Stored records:
>> start

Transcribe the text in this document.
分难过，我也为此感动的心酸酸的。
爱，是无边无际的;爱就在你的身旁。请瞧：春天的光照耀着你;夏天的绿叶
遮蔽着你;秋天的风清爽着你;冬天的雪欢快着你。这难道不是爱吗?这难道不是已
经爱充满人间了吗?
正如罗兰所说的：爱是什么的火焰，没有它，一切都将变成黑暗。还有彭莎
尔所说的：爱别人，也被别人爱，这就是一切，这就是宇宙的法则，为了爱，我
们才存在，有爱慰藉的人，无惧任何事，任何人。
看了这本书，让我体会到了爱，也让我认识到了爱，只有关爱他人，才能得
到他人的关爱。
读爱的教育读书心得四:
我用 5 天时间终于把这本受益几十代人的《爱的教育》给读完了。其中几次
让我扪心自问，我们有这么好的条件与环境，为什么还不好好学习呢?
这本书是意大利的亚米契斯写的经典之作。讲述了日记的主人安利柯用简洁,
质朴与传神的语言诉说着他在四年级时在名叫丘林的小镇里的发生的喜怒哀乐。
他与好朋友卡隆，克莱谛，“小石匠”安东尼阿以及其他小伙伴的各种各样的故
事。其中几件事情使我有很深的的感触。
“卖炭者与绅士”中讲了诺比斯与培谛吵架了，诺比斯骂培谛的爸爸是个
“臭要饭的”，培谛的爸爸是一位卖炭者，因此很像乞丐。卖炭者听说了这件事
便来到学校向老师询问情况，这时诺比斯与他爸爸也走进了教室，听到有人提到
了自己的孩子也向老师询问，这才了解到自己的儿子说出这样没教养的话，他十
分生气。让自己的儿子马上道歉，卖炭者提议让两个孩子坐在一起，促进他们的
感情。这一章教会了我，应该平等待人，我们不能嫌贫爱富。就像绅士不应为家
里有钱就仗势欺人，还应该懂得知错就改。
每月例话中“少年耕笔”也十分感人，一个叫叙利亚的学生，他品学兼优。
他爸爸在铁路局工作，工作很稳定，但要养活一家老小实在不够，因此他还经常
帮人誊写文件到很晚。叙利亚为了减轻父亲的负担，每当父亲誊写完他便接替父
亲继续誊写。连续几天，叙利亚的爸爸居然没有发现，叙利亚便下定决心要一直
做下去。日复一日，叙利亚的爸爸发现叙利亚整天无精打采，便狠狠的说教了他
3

>> end

Exercise brief:
Retype the records that precede this task, keeping them exactly the same.

Response to the exercise:
Transcribe the text in this document.
分难过，我也为此感动的心酸酸的。
爱，是无边无际的;爱就在你的身旁。请瞧：春天的光照耀着你;夏天的绿叶
遮蔽着你;秋天的风清爽着你;冬天的雪欢快着你。这难道不是爱吗?这难道不是已
经爱充满人间了吗?
正如罗兰所说的：爱是什么的火焰，没有它，一切都将变成黑暗。还有彭莎
尔所说的：爱别人，也被别人爱，这就是一切，这就是宇宙的法则，为了爱，我
们才存在，有爱慰藉的人，无惧任何事，任何人。
看了这本书，让我体会到了爱，也让我认识到了爱，只有关爱他人，才能得
到他人的关爱。
读爱的教育读书心得四:
我用 5 天时间终于把这本受益几十代人的《爱的教育》给读完了。其中几次
让我扪心自问，我们有这么好的条件与环境，为什么还不好好学习呢?
这本书是意大利的亚米契斯写的经典之作。讲述了日记的主人安利柯用简洁,
质朴与传神的语言诉说着他在四年级时在名叫丘林的小镇里的发生的喜怒哀乐。
他与好朋友卡隆，克莱谛，“小石匠”安东尼阿以及其他小伙伴的各种各样的故
事。其中几件事情使我有很深的的感触。
“卖炭者与绅士”中讲了诺比斯与培谛吵架了，诺比斯骂培谛的爸爸是个
“臭要饭的”，培谛的爸爸是一位卖炭者，因此很像乞丐。卖炭者听说了这件事
便来到学校向老师询问情况，这时诺比斯与他爸爸也走进了教室，听到有人提到
了自己的孩子也向老师询问，这才了解到自己的儿子说出这样没教养的话，他十
分生气。让自己的儿子马上道歉，卖炭者提议让两个孩子坐在一起，促进他们的
感情。这一章教会了我，应该平等待人，我们不能嫌贫爱富。就像绅士不应为家
里有钱就仗势欺人，还应该懂得知错就改。
每月例话中“少年耕笔”也十分感人，一个叫叙利亚的学生，他品学兼优。
他爸爸在铁路局工作，工作很稳定，但要养活一家老小实在不够，因此他还经常
帮人誊写文件到很晚。叙利亚为了减轻父亲的负担，每当父亲誊写完他便接替父
亲继续誊写。连续几天，叙利亚的爸爸居然没有发现，叙利亚便下定决心要一直
做下去。日复一日，叙利亚的爸爸发现叙利亚整天无精打采，便狠狠的说教了他
3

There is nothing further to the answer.